*Entries shown:*
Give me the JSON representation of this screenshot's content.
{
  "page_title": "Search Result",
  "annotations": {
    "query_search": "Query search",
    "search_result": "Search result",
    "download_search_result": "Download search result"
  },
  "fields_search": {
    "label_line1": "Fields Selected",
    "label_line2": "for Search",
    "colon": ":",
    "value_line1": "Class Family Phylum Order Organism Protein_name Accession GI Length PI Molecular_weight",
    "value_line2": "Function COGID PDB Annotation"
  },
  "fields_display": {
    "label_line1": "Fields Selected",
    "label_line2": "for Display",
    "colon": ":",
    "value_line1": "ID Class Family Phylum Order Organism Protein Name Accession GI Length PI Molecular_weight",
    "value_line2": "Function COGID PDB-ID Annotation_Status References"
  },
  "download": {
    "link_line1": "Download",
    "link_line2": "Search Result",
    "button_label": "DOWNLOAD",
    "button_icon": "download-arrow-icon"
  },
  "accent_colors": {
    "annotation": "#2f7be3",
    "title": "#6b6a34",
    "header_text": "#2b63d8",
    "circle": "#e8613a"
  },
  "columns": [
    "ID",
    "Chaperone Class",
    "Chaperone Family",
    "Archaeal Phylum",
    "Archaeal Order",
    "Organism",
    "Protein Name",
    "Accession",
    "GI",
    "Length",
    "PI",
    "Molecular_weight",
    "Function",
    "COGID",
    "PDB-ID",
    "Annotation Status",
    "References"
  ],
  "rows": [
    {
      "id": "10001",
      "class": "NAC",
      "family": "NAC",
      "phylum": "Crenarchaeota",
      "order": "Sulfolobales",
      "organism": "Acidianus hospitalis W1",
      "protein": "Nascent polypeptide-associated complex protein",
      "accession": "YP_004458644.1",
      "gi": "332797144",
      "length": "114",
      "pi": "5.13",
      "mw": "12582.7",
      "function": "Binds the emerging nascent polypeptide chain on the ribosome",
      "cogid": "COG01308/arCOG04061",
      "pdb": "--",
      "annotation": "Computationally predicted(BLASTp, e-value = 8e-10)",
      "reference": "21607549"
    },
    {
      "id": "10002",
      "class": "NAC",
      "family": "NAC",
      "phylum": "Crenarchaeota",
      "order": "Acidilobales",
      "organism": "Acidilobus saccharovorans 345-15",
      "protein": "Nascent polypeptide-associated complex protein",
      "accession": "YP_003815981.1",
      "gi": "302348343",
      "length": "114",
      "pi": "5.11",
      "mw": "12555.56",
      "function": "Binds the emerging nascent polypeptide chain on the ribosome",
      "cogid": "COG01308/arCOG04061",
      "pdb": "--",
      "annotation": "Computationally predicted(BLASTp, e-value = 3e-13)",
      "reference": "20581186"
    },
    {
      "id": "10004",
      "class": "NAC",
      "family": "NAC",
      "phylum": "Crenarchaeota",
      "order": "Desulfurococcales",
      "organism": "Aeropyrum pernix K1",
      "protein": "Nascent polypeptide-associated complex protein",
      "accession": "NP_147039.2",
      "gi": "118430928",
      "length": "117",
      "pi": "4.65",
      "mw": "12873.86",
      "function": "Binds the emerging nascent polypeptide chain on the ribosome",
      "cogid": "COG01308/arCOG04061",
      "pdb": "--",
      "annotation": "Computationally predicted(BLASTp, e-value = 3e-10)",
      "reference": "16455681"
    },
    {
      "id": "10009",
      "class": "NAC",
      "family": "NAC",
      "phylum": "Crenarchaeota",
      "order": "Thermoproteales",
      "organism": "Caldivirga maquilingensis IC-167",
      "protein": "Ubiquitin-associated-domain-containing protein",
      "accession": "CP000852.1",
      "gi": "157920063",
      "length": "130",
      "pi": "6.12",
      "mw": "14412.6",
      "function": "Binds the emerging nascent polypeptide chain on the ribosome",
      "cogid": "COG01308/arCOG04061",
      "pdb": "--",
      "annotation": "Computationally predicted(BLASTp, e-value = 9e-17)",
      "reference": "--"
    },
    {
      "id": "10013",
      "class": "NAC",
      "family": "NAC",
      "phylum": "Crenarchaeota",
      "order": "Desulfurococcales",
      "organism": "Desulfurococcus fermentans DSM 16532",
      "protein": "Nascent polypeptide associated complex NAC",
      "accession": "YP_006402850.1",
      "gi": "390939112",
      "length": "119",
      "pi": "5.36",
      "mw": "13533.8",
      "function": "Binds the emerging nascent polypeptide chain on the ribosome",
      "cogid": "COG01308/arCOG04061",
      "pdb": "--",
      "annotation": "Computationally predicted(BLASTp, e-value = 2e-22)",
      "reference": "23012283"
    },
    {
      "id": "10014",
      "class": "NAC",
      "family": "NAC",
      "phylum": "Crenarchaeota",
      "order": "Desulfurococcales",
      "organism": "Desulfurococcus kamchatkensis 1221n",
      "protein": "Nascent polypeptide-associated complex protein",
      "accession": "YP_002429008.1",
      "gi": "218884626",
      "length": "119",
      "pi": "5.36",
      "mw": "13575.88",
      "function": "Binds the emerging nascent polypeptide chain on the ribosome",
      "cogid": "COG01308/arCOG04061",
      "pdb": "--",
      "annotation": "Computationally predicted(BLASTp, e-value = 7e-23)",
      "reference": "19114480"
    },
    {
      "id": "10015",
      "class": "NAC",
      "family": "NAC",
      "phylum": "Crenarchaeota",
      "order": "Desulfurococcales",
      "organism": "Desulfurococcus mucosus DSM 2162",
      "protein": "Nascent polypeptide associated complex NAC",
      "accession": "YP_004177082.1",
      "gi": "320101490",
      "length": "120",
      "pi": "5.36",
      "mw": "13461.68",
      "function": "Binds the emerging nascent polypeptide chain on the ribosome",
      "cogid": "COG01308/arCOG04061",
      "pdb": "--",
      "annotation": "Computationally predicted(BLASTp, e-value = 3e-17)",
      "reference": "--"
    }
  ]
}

*Assignment:* Every entry above should be transcribed exactly as it appears.

*Task response:*
Give me the JSON representation of this screenshot's content.
{
  "page_title": "Search Result",
  "annotations": {
    "query_search": "Query search",
    "search_result": "Search result",
    "download_search_result": "Download search result"
  },
  "fields_search": {
    "label_line1": "Fields Selected",
    "label_line2": "for Search",
    "colon": ":",
    "value_line1": "Class Family Phylum Order Organism Protein_name Accession GI Length PI Molecular_weight",
    "value_line2": "Function COGID PDB Annotation"
  },
  "fields_display": {
    "label_line1": "Fields Selected",
    "label_line2": "for Display",
    "colon": ":",
    "value_line1": "ID Class Family Phylum Order Organism Protein Name Accession GI Length PI Molecular_weight",
    "value_line2": "Function COGID PDB-ID Annotation_Status References"
  },
  "download": {
    "link_line1": "Download",
    "link_line2": "Search Result",
    "button_label": "DOWNLOAD",
    "button_icon": "download-arrow-icon"
  },
  "accent_colors": {
    "annotation": "#2f7be3",
    "title": "#6b6a34",
    "header_text": "#2b63d8",
    "circle": "#e8613a"
  },
  "columns": [
    "ID",
    "Chaperone Class",
    "Chaperone Family",
    "Archaeal Phylum",
    "Archaeal Order",
    "Organism",
    "Protein Name",
    "Accession",
    "GI",
    "Length",
    "PI",
    "Molecular_weight",
    "Function",
    "COGID",
    "PDB-ID",
    "Annotation Status",
    "References"
  ],
  "rows": [
    {
      "id": "10001",
      "class": "NAC",
      "family": "NAC",
      "phylum": "Crenarchaeota",
      "order": "Sulfolobales",
      "organism": "Acidianus hospitalis W1",
      "protein": "Nascent polypeptide-associated complex protein",
      "accession": "YP_004458644.1",
      "gi": "332797144",
      "length": "114",
      "pi": "5.13",
      "mw": "12582.7",
      "function": "Binds the emerging nascent polypeptide chain on the ribosome",
      "cogid": "COG01308/arCOG04061",
      "pdb": "--",
      "annotation": "Computationally predicted(BLASTp, e-value = 8e-10)",
      "reference": "21607549"
    },
    {
      "id": "10002",
      "class": "NAC",
      "family": "NAC",
      "phylum": "Crenarchaeota",
      "order": "Acidilobales",
      "organism": "Acidilobus saccharovorans 345-15",
      "protein": "Nascent polypeptide-associated complex protein",
      "accession": "YP_003815981.1",
      "gi": "302348343",
      "length": "114",
      "pi": "5.11",
      "mw": "12555.56",
      "function": "Binds the emerging nascent polypeptide chain on the ribosome",
      "cogid": "COG01308/arCOG04061",
      "pdb": "--",
      "annotation": "Computationally predicted(BLASTp, e-value = 3e-13)",
      "reference": "20581186"
    },
    {
      "id": "10004",
      "class": "NAC",
      "family": "NAC",
      "phylum": "Crenarchaeota",
      "order": "Desulfurococcales",
      "organism": "Aeropyrum pernix K1",
      "protein": "Nascent polypeptide-associated complex protein",
      "accession": "NP_147039.2",
      "gi": "118430928",
      "length": "117",
      "pi": "4.65",
      "mw": "12873.86",
      "function": "Binds the emerging nascent polypeptide chain on the ribosome",
      "cogid": "COG01308/arCOG04061",
      "pdb": "--",
      "annotation": "Computationally predicted(BLASTp, e-value = 3e-10)",
      "reference": "16455681"
    },
    {
      "id": "10009",
      "class": "NAC",
      "family": "NAC",
      "phylum": "Crenarchaeota",
      "order": "Thermoproteales",
      "organism": "Caldivirga maquilingensis IC-167",
      "protein": "Ubiquitin-associated-domain-containing protein",
      "accession": "CP000852.1",
      "gi": "157920063",
      "length": "130",
      "pi": "6.12",
      "mw": "14412.6",
      "function": "Binds the emerging nascent polypeptide chain on the ribosome",
      "cogid": "COG01308/arCOG04061",
      "pdb": "--",
      "annotation": "Computationally predicted(BLASTp, e-value = 9e-17)",
      "reference": "--"
    },
    {
      "id": "10013",
      "class": "NAC",
      "family": "NAC",
      "phylum": "Crenarchaeota",
      "order": "Desulfurococcales",
      "organism": "Desulfurococcus fermentans DSM 16532",
      "protein": "Nascent polypeptide associated complex NAC",
      "accession": "YP_006402850.1",
      "gi": "390939112",
      "length": "119",
      "pi": "5.36",
      "mw": "13533.8",
      "function": "Binds the emerging nascent polypeptide chain on the ribosome",
      "cogid": "COG01308/arCOG04061",
      "pdb": "--",
      "annotation": "Computationally predicted(BLASTp, e-value = 2e-22)",
      "reference": "23012283"
    },
    {
      "id": "10014",
      "class": "NAC",
      "family": "NAC",
      "phylum": "Crenarchaeota",
      "order": "Desulfurococcales",
      "organism": "Desulfurococcus kamchatkensis 1221n",
      "protein": "Nascent polypeptide-associated complex protein",
      "accession": "YP_002429008.1",
      "gi": "218884626",
      "length": "119",
      "pi": "5.36",
      "mw": "13575.88",
      "function": "Binds the emerging nascent polypeptide chain on the ribosome",
      "cogid": "COG01308/arCOG04061",
      "pdb": "--",
      "annotation": "Computationally predicted(BLASTp, e-value = 7e-23)",
      "reference": "19114480"
    },
    {
      "id": "10015",
      "class": "NAC",
      "family": "NAC",
      "phylum": "Crenarchaeota",
      "order": "Desulfurococcales",
      "organism": "Desulfurococcus mucosus DSM 2162",
      "protein": "Nascent polypeptide associated complex NAC",
      "accession": "YP_004177082.1",
      "gi": "320101490",
      "length": "120",
      "pi": "5.36",
      "mw": "13461.68",
      "function": "Binds the emerging nascent polypeptide chain on the ribosome",
      "cogid": "COG01308/arCOG04061",
      "pdb": "--",
      "annotation": "Computationally predicted(BLASTp, e-value = 3e-17)",
      "reference": "--"
    }
  ]
}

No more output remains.